=== Data excerpts ===

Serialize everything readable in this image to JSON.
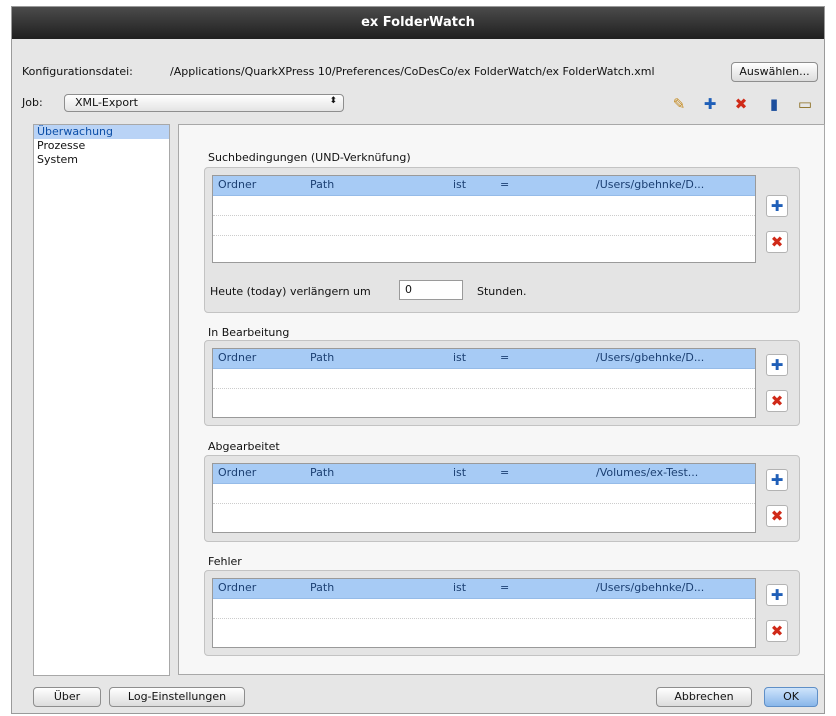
{
  "window": {
    "title": "ex FolderWatch"
  },
  "config": {
    "label": "Konfigurationsdatei:",
    "path": "/Applications/QuarkXPress 10/Preferences/CoDesCo/ex FolderWatch/ex FolderWatch.xml",
    "choose_button": "Auswählen..."
  },
  "job": {
    "label": "Job:",
    "selected": "XML-Export",
    "arrow": "⬍"
  },
  "toolbar": {
    "edit": "✎",
    "add": "✚",
    "delete": "✖",
    "copy": "▮",
    "folder": "▭"
  },
  "colors": {
    "accent": "#1f5fb8",
    "delete": "#d02a18",
    "selection": "#a7cbf5"
  },
  "sidebar": {
    "items": [
      {
        "label": "Überwachung",
        "selected": true
      },
      {
        "label": "Prozesse"
      },
      {
        "label": "System"
      }
    ]
  },
  "sections": {
    "search": {
      "title": "Suchbedingungen (UND-Verknüfung)",
      "row": [
        "Ordner",
        "Path",
        "ist",
        "=",
        "/Users/gbehnke/D..."
      ]
    },
    "extend": {
      "label": "Heute (today) verlängern um",
      "value": "0",
      "unit": "Stunden."
    },
    "processing": {
      "title": "In Bearbeitung",
      "row": [
        "Ordner",
        "Path",
        "ist",
        "=",
        "/Users/gbehnke/D..."
      ]
    },
    "done": {
      "title": "Abgearbeitet",
      "row": [
        "Ordner",
        "Path",
        "ist",
        "=",
        "/Volumes/ex-Test..."
      ]
    },
    "error": {
      "title": "Fehler",
      "row": [
        "Ordner",
        "Path",
        "ist",
        "=",
        "/Users/gbehnke/D..."
      ]
    }
  },
  "icons": {
    "plus": "✚",
    "delete": "✖"
  },
  "footer": {
    "about": "Über",
    "log": "Log-Einstellungen",
    "cancel": "Abbrechen",
    "ok": "OK"
  }
}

=== Exercise brief ===
Quote every entry exactly, with the pictures omitted.

=== Task result ===
Serialize everything readable in this image to JSON.
{
  "window": {
    "title": "ex FolderWatch"
  },
  "config": {
    "label": "Konfigurationsdatei:",
    "path": "/Applications/QuarkXPress 10/Preferences/CoDesCo/ex FolderWatch/ex FolderWatch.xml",
    "choose_button": "Auswählen..."
  },
  "job": {
    "label": "Job:",
    "selected": "XML-Export",
    "arrow": "⬍"
  },
  "toolbar": {
    "edit": "✎",
    "add": "✚",
    "delete": "✖",
    "copy": "▮",
    "folder": "▭"
  },
  "colors": {
    "accent": "#1f5fb8",
    "delete": "#d02a18",
    "selection": "#a7cbf5"
  },
  "sidebar": {
    "items": [
      {
        "label": "Überwachung",
        "selected": true
      },
      {
        "label": "Prozesse"
      },
      {
        "label": "System"
      }
    ]
  },
  "sections": {
    "search": {
      "title": "Suchbedingungen (UND-Verknüfung)",
      "row": [
        "Ordner",
        "Path",
        "ist",
        "=",
        "/Users/gbehnke/D..."
      ]
    },
    "extend": {
      "label": "Heute (today) verlängern um",
      "value": "0",
      "unit": "Stunden."
    },
    "processing": {
      "title": "In Bearbeitung",
      "row": [
        "Ordner",
        "Path",
        "ist",
        "=",
        "/Users/gbehnke/D..."
      ]
    },
    "done": {
      "title": "Abgearbeitet",
      "row": [
        "Ordner",
        "Path",
        "ist",
        "=",
        "/Volumes/ex-Test..."
      ]
    },
    "error": {
      "title": "Fehler",
      "row": [
        "Ordner",
        "Path",
        "ist",
        "=",
        "/Users/gbehnke/D..."
      ]
    }
  },
  "icons": {
    "plus": "✚",
    "delete": "✖"
  },
  "footer": {
    "about": "Über",
    "log": "Log-Einstellungen",
    "cancel": "Abbrechen",
    "ok": "OK"
  }
}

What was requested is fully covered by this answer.